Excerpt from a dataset
'''

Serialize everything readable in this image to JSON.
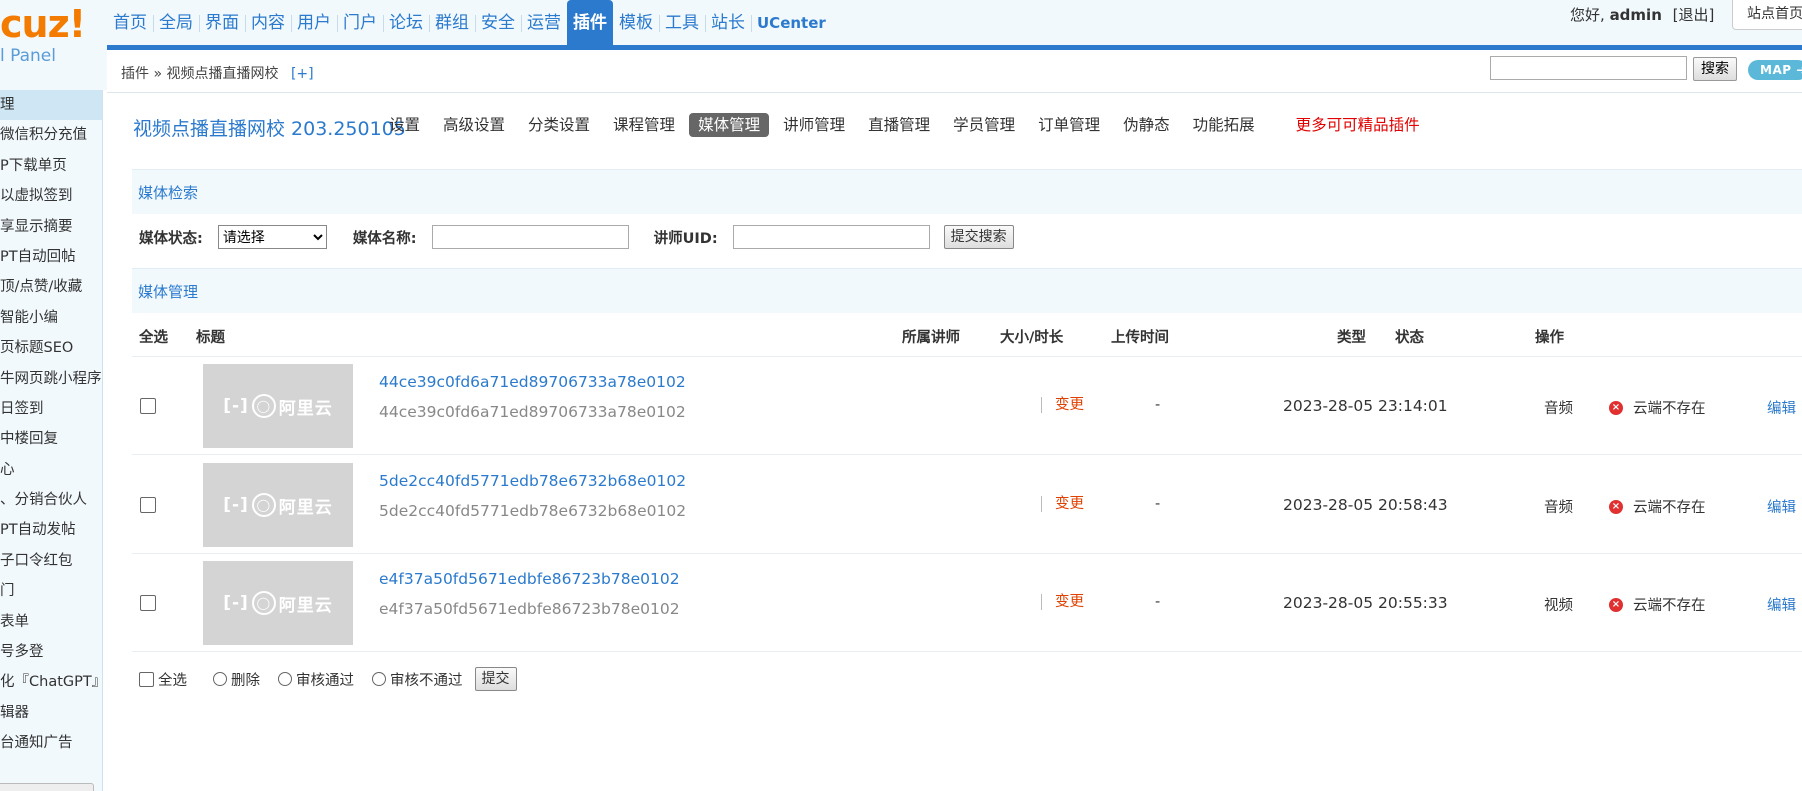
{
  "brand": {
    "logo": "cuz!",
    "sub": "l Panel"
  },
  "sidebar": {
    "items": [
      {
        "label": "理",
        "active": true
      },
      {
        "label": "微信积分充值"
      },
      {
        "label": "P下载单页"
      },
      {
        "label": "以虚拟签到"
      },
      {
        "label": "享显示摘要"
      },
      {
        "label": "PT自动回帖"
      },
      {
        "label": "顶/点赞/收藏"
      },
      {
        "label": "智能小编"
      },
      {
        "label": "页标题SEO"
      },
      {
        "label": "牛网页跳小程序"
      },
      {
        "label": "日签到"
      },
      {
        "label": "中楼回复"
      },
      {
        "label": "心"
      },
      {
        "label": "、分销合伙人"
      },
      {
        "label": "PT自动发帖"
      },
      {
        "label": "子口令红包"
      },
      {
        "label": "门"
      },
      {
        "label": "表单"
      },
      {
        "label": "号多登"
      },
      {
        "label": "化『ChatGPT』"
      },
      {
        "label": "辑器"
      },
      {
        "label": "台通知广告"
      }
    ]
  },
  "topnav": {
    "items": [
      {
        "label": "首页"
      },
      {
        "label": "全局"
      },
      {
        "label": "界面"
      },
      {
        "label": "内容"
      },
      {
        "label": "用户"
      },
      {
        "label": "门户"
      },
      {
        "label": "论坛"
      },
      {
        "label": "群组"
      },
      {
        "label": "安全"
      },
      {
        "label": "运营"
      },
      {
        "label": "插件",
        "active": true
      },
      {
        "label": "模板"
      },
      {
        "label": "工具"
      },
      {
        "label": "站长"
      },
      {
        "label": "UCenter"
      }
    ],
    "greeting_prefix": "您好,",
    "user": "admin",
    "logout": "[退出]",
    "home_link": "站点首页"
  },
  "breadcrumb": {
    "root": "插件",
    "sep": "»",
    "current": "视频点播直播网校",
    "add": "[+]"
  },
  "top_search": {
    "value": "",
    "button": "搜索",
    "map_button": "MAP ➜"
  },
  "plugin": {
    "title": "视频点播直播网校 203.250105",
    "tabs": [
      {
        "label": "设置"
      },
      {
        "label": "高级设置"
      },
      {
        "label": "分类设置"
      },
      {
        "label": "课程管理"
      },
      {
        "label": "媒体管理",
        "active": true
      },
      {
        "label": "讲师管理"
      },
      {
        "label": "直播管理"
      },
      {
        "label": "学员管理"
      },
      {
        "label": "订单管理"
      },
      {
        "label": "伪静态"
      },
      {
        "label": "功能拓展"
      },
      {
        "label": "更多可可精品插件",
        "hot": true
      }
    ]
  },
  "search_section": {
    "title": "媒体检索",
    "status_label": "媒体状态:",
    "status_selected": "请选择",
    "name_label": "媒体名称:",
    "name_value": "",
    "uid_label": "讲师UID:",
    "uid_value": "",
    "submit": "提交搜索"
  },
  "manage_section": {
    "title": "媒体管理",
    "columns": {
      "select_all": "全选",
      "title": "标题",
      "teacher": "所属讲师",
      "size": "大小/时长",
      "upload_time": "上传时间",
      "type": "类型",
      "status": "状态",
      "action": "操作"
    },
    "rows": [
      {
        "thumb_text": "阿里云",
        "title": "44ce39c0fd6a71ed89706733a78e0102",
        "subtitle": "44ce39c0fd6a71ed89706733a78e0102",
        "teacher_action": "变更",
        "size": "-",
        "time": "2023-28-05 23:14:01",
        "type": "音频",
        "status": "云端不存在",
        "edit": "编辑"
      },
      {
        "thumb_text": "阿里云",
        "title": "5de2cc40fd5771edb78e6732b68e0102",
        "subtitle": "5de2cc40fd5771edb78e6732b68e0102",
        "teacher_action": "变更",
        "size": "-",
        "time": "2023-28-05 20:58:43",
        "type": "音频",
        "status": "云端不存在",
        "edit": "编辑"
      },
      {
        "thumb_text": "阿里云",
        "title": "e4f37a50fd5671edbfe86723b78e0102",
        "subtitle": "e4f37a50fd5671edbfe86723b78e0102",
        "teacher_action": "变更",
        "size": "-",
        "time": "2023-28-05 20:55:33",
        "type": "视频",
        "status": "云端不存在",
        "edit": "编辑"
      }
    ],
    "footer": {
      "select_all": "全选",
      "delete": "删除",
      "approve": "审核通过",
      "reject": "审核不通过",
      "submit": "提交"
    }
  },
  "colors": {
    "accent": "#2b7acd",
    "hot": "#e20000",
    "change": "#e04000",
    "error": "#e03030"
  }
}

'''

Task requirements.
Without including any picture, retype the entries exactly.

Output for this task.
Serialize everything readable in this image to JSON.
{
  "brand": {
    "logo": "cuz!",
    "sub": "l Panel"
  },
  "sidebar": {
    "items": [
      {
        "label": "理",
        "active": true
      },
      {
        "label": "微信积分充值"
      },
      {
        "label": "P下载单页"
      },
      {
        "label": "以虚拟签到"
      },
      {
        "label": "享显示摘要"
      },
      {
        "label": "PT自动回帖"
      },
      {
        "label": "顶/点赞/收藏"
      },
      {
        "label": "智能小编"
      },
      {
        "label": "页标题SEO"
      },
      {
        "label": "牛网页跳小程序"
      },
      {
        "label": "日签到"
      },
      {
        "label": "中楼回复"
      },
      {
        "label": "心"
      },
      {
        "label": "、分销合伙人"
      },
      {
        "label": "PT自动发帖"
      },
      {
        "label": "子口令红包"
      },
      {
        "label": "门"
      },
      {
        "label": "表单"
      },
      {
        "label": "号多登"
      },
      {
        "label": "化『ChatGPT』"
      },
      {
        "label": "辑器"
      },
      {
        "label": "台通知广告"
      }
    ]
  },
  "topnav": {
    "items": [
      {
        "label": "首页"
      },
      {
        "label": "全局"
      },
      {
        "label": "界面"
      },
      {
        "label": "内容"
      },
      {
        "label": "用户"
      },
      {
        "label": "门户"
      },
      {
        "label": "论坛"
      },
      {
        "label": "群组"
      },
      {
        "label": "安全"
      },
      {
        "label": "运营"
      },
      {
        "label": "插件",
        "active": true
      },
      {
        "label": "模板"
      },
      {
        "label": "工具"
      },
      {
        "label": "站长"
      },
      {
        "label": "UCenter"
      }
    ],
    "greeting_prefix": "您好,",
    "user": "admin",
    "logout": "[退出]",
    "home_link": "站点首页"
  },
  "breadcrumb": {
    "root": "插件",
    "sep": "»",
    "current": "视频点播直播网校",
    "add": "[+]"
  },
  "top_search": {
    "value": "",
    "button": "搜索",
    "map_button": "MAP ➜"
  },
  "plugin": {
    "title": "视频点播直播网校 203.250105",
    "tabs": [
      {
        "label": "设置"
      },
      {
        "label": "高级设置"
      },
      {
        "label": "分类设置"
      },
      {
        "label": "课程管理"
      },
      {
        "label": "媒体管理",
        "active": true
      },
      {
        "label": "讲师管理"
      },
      {
        "label": "直播管理"
      },
      {
        "label": "学员管理"
      },
      {
        "label": "订单管理"
      },
      {
        "label": "伪静态"
      },
      {
        "label": "功能拓展"
      },
      {
        "label": "更多可可精品插件",
        "hot": true
      }
    ]
  },
  "search_section": {
    "title": "媒体检索",
    "status_label": "媒体状态:",
    "status_selected": "请选择",
    "name_label": "媒体名称:",
    "name_value": "",
    "uid_label": "讲师UID:",
    "uid_value": "",
    "submit": "提交搜索"
  },
  "manage_section": {
    "title": "媒体管理",
    "columns": {
      "select_all": "全选",
      "title": "标题",
      "teacher": "所属讲师",
      "size": "大小/时长",
      "upload_time": "上传时间",
      "type": "类型",
      "status": "状态",
      "action": "操作"
    },
    "rows": [
      {
        "thumb_text": "阿里云",
        "title": "44ce39c0fd6a71ed89706733a78e0102",
        "subtitle": "44ce39c0fd6a71ed89706733a78e0102",
        "teacher_action": "变更",
        "size": "-",
        "time": "2023-28-05 23:14:01",
        "type": "音频",
        "status": "云端不存在",
        "edit": "编辑"
      },
      {
        "thumb_text": "阿里云",
        "title": "5de2cc40fd5771edb78e6732b68e0102",
        "subtitle": "5de2cc40fd5771edb78e6732b68e0102",
        "teacher_action": "变更",
        "size": "-",
        "time": "2023-28-05 20:58:43",
        "type": "音频",
        "status": "云端不存在",
        "edit": "编辑"
      },
      {
        "thumb_text": "阿里云",
        "title": "e4f37a50fd5671edbfe86723b78e0102",
        "subtitle": "e4f37a50fd5671edbfe86723b78e0102",
        "teacher_action": "变更",
        "size": "-",
        "time": "2023-28-05 20:55:33",
        "type": "视频",
        "status": "云端不存在",
        "edit": "编辑"
      }
    ],
    "footer": {
      "select_all": "全选",
      "delete": "删除",
      "approve": "审核通过",
      "reject": "审核不通过",
      "submit": "提交"
    }
  },
  "colors": {
    "accent": "#2b7acd",
    "hot": "#e20000",
    "change": "#e04000",
    "error": "#e03030"
  }
}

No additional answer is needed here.